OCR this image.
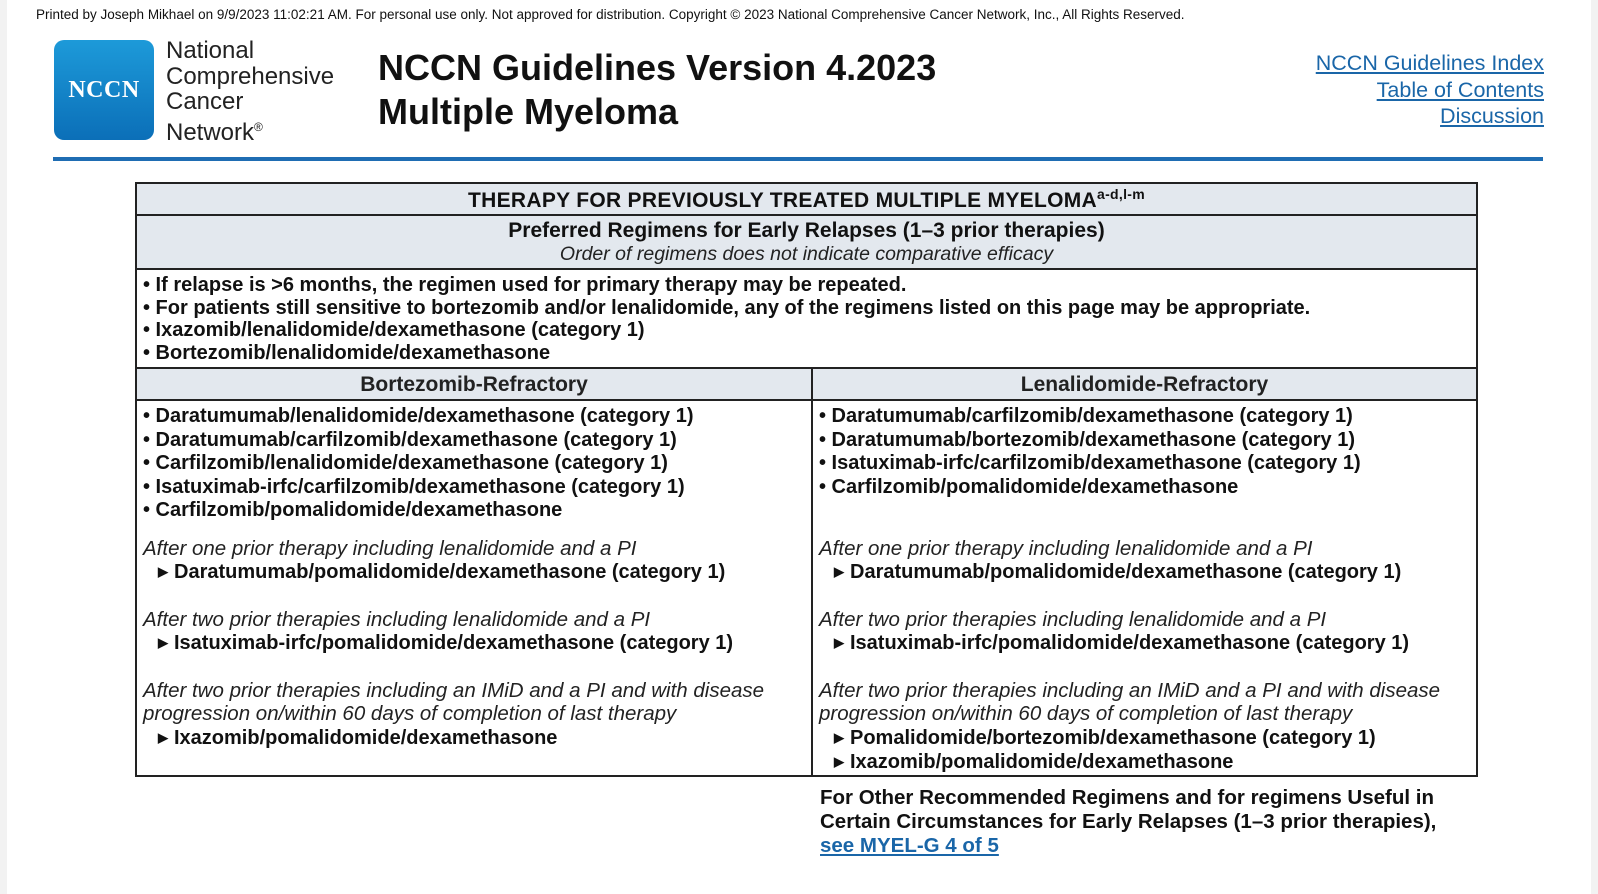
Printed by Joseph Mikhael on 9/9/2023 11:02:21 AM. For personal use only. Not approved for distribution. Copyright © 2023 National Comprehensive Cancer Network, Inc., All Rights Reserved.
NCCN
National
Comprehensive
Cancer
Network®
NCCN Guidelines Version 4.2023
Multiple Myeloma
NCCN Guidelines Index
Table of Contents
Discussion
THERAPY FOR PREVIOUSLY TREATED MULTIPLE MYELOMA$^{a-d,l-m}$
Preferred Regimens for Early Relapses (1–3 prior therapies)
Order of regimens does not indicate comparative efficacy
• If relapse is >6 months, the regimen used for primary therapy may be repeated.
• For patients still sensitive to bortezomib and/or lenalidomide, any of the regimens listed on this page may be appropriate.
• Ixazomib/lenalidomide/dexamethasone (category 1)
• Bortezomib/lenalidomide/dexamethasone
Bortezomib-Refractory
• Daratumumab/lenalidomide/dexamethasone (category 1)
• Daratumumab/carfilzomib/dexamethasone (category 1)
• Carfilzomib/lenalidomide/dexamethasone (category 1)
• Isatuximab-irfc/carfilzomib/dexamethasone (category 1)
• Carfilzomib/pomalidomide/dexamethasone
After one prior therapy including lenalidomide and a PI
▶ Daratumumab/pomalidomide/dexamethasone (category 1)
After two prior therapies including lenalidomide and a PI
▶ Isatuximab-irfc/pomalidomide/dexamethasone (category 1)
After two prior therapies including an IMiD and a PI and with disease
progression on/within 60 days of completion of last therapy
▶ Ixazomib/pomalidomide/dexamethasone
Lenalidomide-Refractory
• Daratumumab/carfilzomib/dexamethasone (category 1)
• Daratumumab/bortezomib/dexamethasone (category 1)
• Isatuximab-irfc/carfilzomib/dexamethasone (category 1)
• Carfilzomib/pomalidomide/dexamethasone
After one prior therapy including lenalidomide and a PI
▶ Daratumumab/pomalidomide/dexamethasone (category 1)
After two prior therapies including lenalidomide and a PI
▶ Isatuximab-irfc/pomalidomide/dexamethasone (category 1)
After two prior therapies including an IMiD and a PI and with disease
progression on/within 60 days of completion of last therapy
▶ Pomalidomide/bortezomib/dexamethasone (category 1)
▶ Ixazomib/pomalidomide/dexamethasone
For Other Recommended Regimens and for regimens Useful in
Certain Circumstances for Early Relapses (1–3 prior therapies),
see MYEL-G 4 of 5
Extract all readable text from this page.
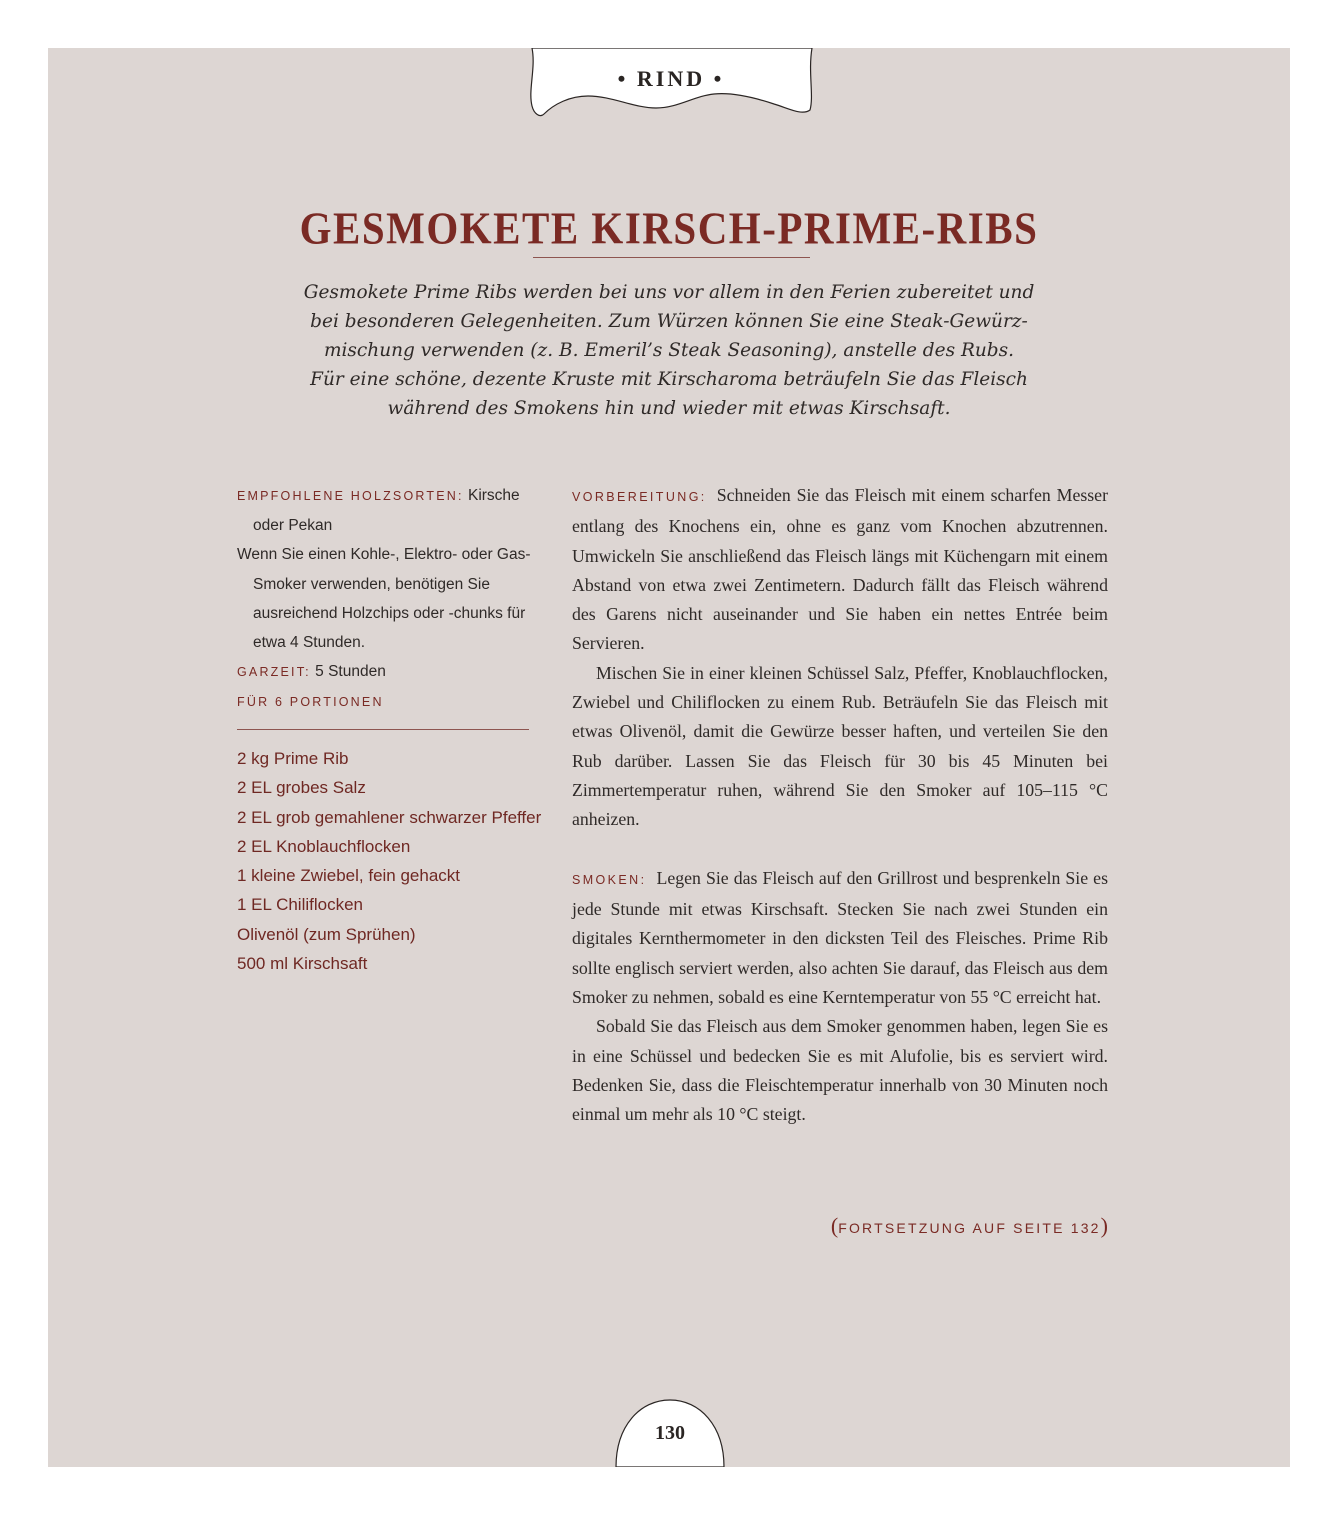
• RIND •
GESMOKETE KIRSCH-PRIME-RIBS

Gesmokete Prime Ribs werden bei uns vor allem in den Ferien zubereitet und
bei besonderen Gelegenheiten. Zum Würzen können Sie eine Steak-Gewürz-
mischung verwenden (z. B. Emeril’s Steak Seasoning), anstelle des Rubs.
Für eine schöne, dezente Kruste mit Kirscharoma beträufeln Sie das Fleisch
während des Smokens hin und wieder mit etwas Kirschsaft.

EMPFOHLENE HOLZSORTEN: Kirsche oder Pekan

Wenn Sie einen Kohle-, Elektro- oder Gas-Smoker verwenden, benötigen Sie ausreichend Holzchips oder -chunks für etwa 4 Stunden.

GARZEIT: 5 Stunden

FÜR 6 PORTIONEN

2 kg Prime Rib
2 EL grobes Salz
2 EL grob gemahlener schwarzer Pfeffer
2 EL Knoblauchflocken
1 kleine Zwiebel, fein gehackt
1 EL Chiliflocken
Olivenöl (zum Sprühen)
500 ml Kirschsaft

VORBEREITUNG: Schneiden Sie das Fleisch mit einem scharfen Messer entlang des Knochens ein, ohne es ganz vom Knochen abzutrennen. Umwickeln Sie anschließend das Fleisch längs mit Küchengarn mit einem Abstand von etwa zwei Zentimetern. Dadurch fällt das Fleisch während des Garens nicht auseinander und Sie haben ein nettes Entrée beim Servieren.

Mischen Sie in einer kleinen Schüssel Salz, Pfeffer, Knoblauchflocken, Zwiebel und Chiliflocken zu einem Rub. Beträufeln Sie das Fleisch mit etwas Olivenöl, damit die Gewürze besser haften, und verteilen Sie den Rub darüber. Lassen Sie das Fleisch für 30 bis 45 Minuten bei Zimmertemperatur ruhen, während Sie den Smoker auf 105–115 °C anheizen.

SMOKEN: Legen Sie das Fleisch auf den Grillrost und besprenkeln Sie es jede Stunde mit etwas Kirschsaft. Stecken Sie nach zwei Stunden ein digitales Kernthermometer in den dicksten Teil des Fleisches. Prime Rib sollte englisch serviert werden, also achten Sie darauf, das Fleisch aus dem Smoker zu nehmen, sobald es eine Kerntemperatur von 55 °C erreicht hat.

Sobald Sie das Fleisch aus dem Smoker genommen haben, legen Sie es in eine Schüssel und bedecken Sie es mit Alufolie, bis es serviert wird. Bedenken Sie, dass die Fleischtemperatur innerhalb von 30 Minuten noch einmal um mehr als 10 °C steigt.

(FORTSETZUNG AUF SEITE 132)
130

★ ★ ★

● Your assignment
If a line above holds the word "Pfeffer", count it; then say how many such lines there are and nothing else.

● Result
2